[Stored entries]
****
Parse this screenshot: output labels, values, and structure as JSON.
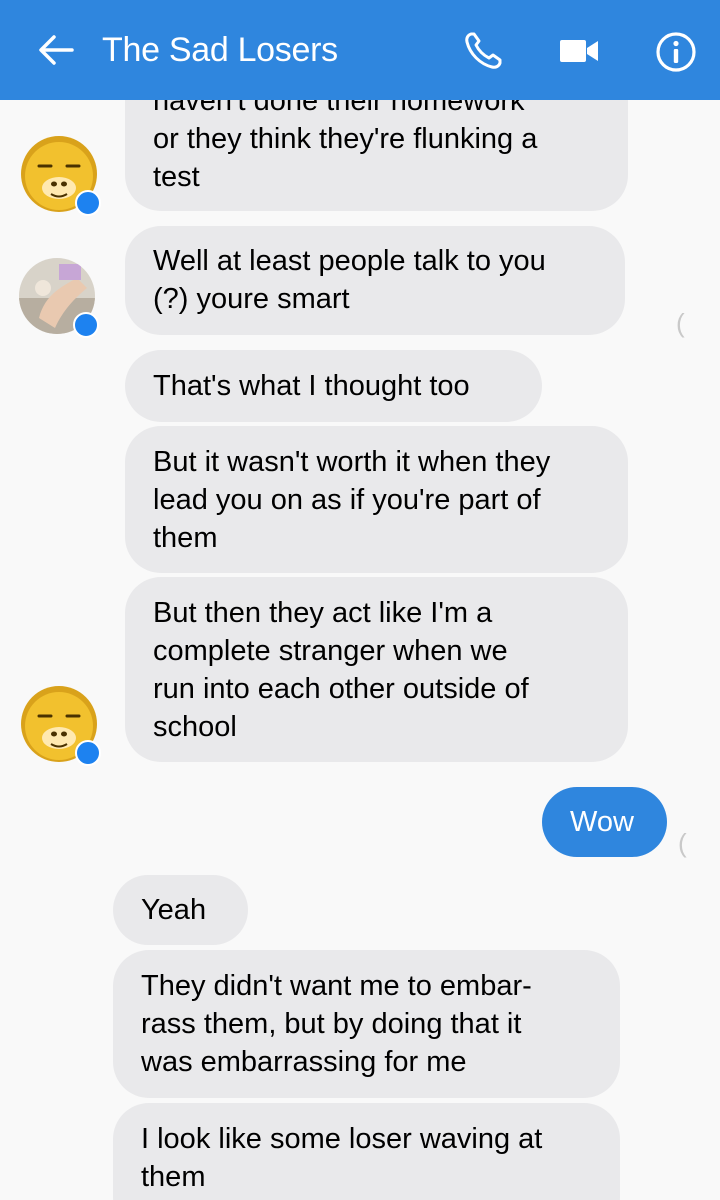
{
  "header": {
    "title": "The Sad Losers",
    "accent_color": "#2f86de",
    "icons": [
      "back-arrow-icon",
      "phone-icon",
      "video-camera-icon",
      "info-icon"
    ]
  },
  "messages": [
    {
      "sender": "other",
      "avatar": "yellow-bear",
      "text": "haven't done their homework\nor they think they're flunking a\ntest"
    },
    {
      "sender": "other",
      "avatar": "photo",
      "text": "Well at least people talk to you\n(?) youre smart"
    },
    {
      "sender": "other",
      "text": "That's what I thought too"
    },
    {
      "sender": "other",
      "text": "But it wasn't worth it when they\nlead you on as if you're part of\nthem"
    },
    {
      "sender": "other",
      "avatar": "yellow-bear",
      "text": "But then they act like I'm a\ncomplete stranger when we\nrun into each other outside of\nschool"
    },
    {
      "sender": "me",
      "text": "Wow"
    },
    {
      "sender": "other",
      "text": "Yeah"
    },
    {
      "sender": "other",
      "text": "They didn't want me to embar-\nrass them, but by doing that it\nwas embarrassing for me"
    },
    {
      "sender": "other",
      "text": "I look like some loser waving at\nthem"
    }
  ]
}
****
- _DIRECTIONS FOR THIS TASK_
Show all lines in the entries above where the word "text" appears.

- _COMPLETE OUTPUT_
      "text": "haven't done their homework\nor they think they're flunking a\ntest"
      "text": "Well at least people talk to you\n(?) youre smart"
      "text": "That's what I thought too"
      "text": "But it wasn't worth it when they\nlead you on as if you're part of\nthem"
      "text": "But then they act like I'm a\ncomplete stranger when we\nrun into each other outside of\nschool"
      "text": "Wow"
      "text": "Yeah"
      "text": "They didn't want me to embar-\nrass them, but by doing that it\nwas embarrassing for me"
      "text": "I look like some loser waving at\nthem"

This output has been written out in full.